(Extracted data entries)
— Start —

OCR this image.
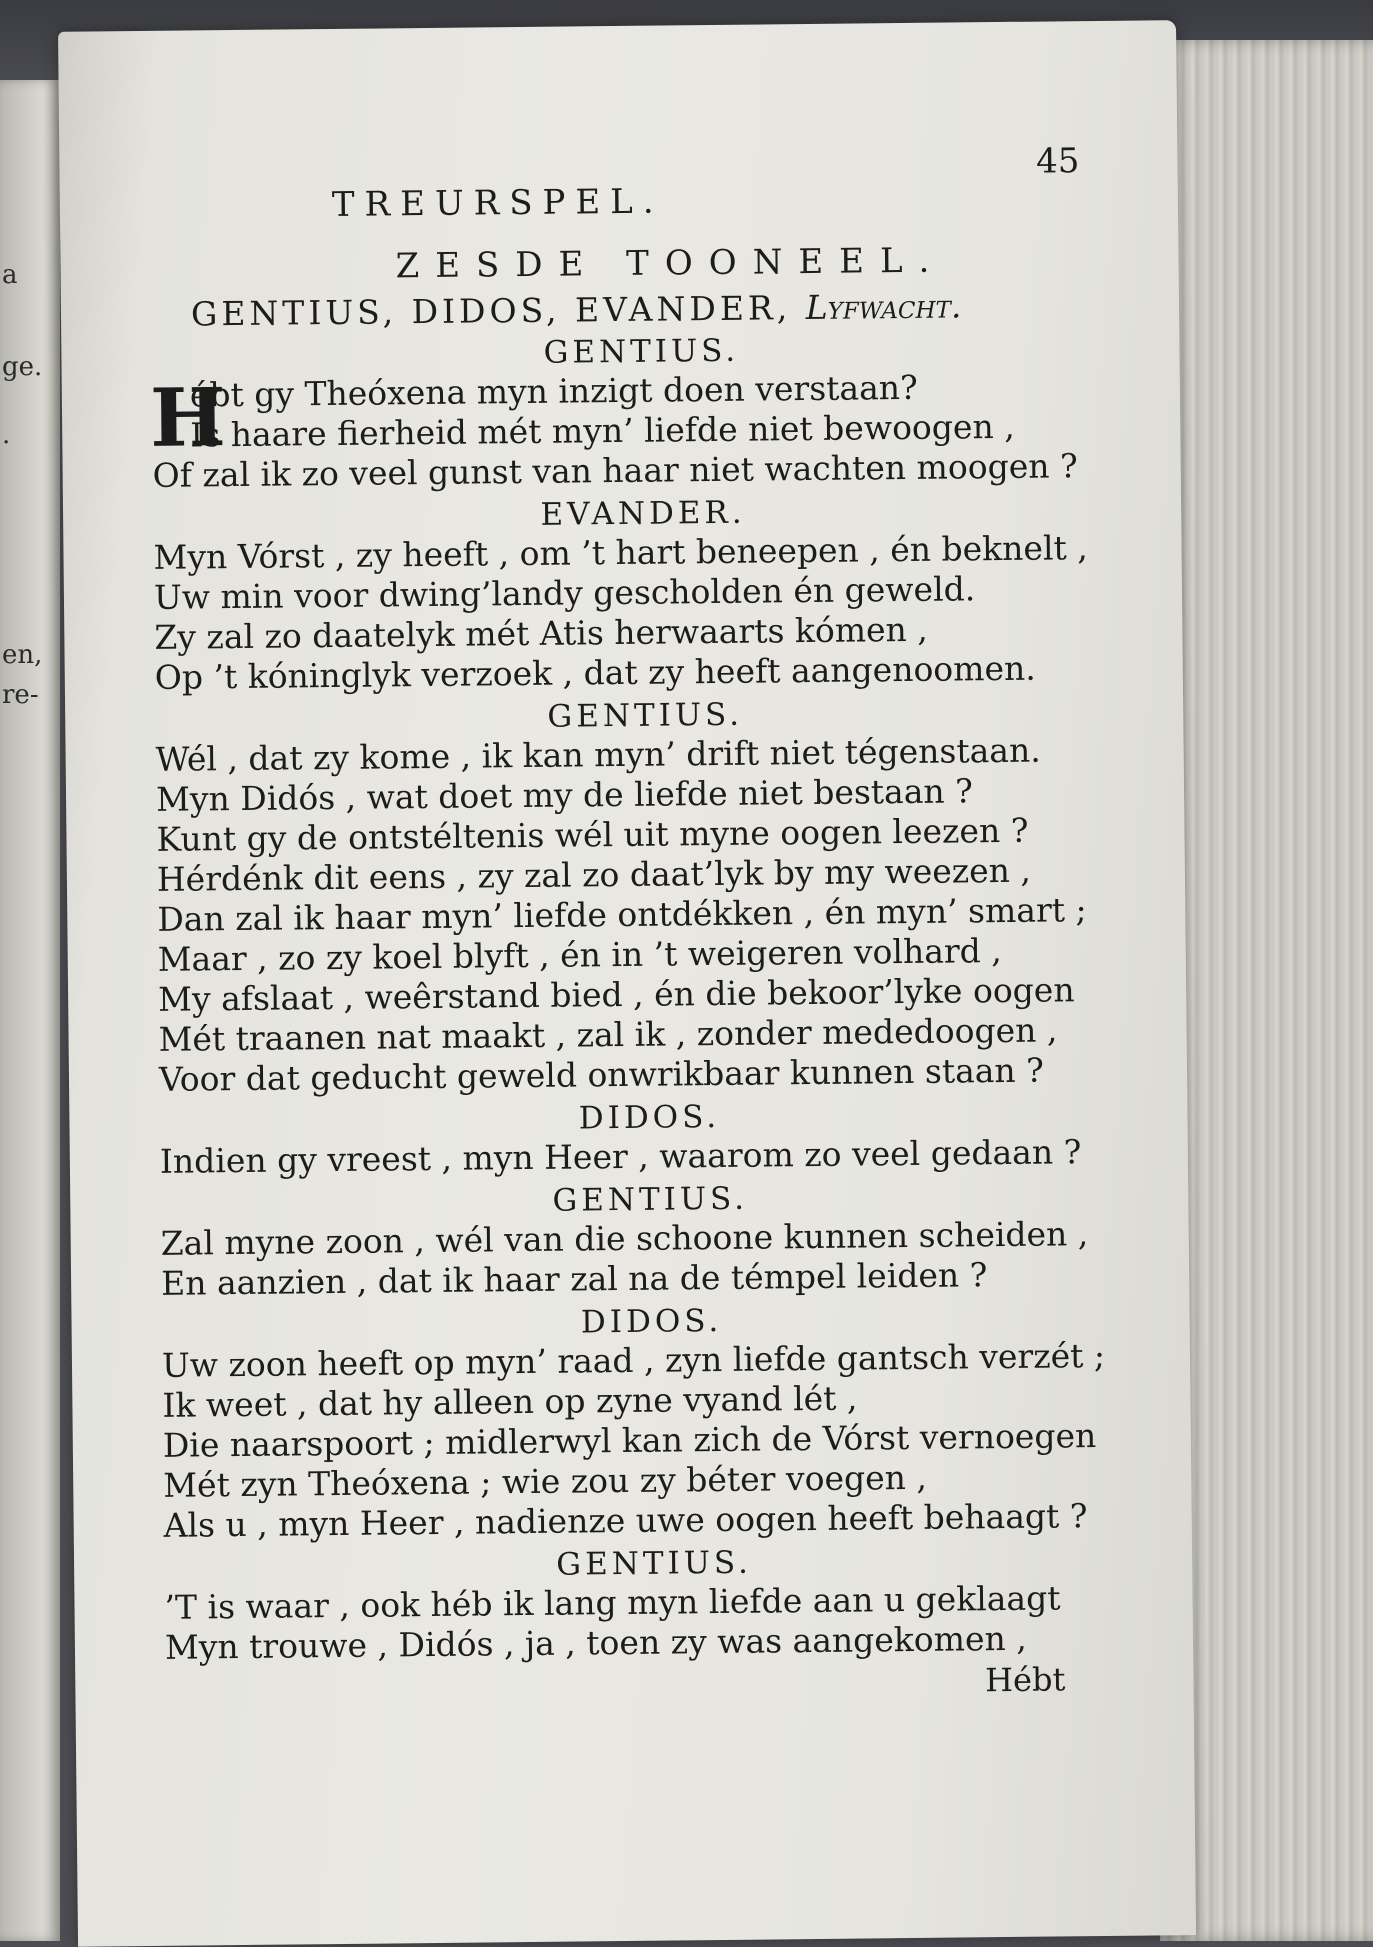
a
ge.
.
en,
re-
TREURSPEL.
45
ZESDE TOONEEL.
GENTIUS, DIDOS, EVANDER, Lyfwacht.
GENTIUS.
H
ébt gy Theóxena myn inzigt doen verstaan?
Is haare fierheid mét myn’ liefde niet bewoogen ,
Of zal ik zo veel gunst van haar niet wachten moogen ?
EVANDER.
Myn Vórst , zy heeft , om ’t hart beneepen , én beknelt ,
Uw min voor dwing’landy gescholden én geweld.
Zy zal zo daatelyk mét Atis herwaarts kómen ,
Op ’t kóninglyk verzoek , dat zy heeft aangenoomen.
GENTIUS.
Wél , dat zy kome , ik kan myn’ drift niet tégenstaan.
Myn Didós , wat doet my de liefde niet bestaan ?
Kunt gy de ontstéltenis wél uit myne oogen leezen ?
Hérdénk dit eens , zy zal zo daat’lyk by my weezen ,
Dan zal ik haar myn’ liefde ontdékken , én myn’ smart ;
Maar , zo zy koel blyft , én in ’t weigeren volhard ,
My afslaat , weêrstand bied , én die bekoor’lyke oogen
Mét traanen nat maakt , zal ik , zonder mededoogen ,
Voor dat geducht geweld onwrikbaar kunnen staan ?
DIDOS.
Indien gy vreest , myn Heer , waarom zo veel gedaan ?
GENTIUS.
Zal myne zoon , wél van die schoone kunnen scheiden ,
En aanzien , dat ik haar zal na de témpel leiden ?
DIDOS.
Uw zoon heeft op myn’ raad , zyn liefde gantsch verzét ;
Ik weet , dat hy alleen op zyne vyand lét ,
Die naarspoort ; midlerwyl kan zich de Vórst vernoegen
Mét zyn Theóxena ; wie zou zy béter voegen ,
Als u , myn Heer , nadienze uwe oogen heeft behaagt ?
GENTIUS.
’T is waar , ook héb ik lang myn liefde aan u geklaagt
Myn trouwe , Didós , ja , toen zy was aangekomen ,
Hébt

— End —

Problem description: Pull out every line above that holds the word "EVANDER".

In response:
GENTIUS, DIDOS, EVANDER, Lyfwacht.
EVANDER.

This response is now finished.